:: Entries provided ::

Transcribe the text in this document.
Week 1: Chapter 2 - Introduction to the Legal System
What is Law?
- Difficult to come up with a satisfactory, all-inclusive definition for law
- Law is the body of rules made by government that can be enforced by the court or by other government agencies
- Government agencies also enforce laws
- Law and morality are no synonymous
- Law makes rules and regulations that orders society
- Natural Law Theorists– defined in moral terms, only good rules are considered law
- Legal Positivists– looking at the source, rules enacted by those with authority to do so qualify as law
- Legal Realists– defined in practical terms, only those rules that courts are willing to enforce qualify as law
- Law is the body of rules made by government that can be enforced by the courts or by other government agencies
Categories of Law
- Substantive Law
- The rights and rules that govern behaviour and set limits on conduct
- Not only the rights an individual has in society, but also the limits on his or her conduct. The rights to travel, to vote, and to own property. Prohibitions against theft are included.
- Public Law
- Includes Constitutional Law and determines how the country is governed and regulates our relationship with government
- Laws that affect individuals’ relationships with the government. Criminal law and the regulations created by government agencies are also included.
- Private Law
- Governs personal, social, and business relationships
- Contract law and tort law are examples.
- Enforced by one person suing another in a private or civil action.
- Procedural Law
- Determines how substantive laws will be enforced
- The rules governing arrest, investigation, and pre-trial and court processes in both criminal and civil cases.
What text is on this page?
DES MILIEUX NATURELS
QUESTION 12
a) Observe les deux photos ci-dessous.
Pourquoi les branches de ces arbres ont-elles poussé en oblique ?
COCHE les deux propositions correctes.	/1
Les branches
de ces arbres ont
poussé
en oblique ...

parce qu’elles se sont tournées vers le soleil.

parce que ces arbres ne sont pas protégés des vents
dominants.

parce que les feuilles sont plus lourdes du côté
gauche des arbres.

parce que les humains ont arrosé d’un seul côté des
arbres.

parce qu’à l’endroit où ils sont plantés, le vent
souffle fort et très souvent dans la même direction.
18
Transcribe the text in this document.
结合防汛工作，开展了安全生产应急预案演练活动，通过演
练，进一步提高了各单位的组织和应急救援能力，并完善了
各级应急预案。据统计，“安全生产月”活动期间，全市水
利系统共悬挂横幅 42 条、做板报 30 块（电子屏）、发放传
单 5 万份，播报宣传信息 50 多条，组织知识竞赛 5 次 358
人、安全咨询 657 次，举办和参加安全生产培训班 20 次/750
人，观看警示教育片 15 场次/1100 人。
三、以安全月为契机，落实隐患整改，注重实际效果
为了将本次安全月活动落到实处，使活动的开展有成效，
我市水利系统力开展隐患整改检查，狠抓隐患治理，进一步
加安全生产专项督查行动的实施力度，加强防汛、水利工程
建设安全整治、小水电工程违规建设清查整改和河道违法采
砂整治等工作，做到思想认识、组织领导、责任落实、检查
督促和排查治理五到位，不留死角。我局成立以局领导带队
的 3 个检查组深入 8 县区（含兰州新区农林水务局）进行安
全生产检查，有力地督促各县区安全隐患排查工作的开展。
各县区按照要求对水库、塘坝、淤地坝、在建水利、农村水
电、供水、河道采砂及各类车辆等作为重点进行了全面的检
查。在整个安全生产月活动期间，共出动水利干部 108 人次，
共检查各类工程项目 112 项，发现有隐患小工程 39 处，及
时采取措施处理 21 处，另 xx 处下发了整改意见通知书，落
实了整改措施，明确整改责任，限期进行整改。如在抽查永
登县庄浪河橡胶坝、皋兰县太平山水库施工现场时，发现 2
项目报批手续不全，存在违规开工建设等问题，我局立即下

:: Written problem ::
Copy out every line in the entries above that holds "parce".

:: Solution to the exercise ::
parce qu’elles se sont tournées vers le soleil.
parce que ces arbres ne sont pas protégés des vents
parce que les feuilles sont plus lourdes du côté
parce que les humains ont arrosé d’un seul côté des
parce qu’à l’endroit où ils sont plantés, le vent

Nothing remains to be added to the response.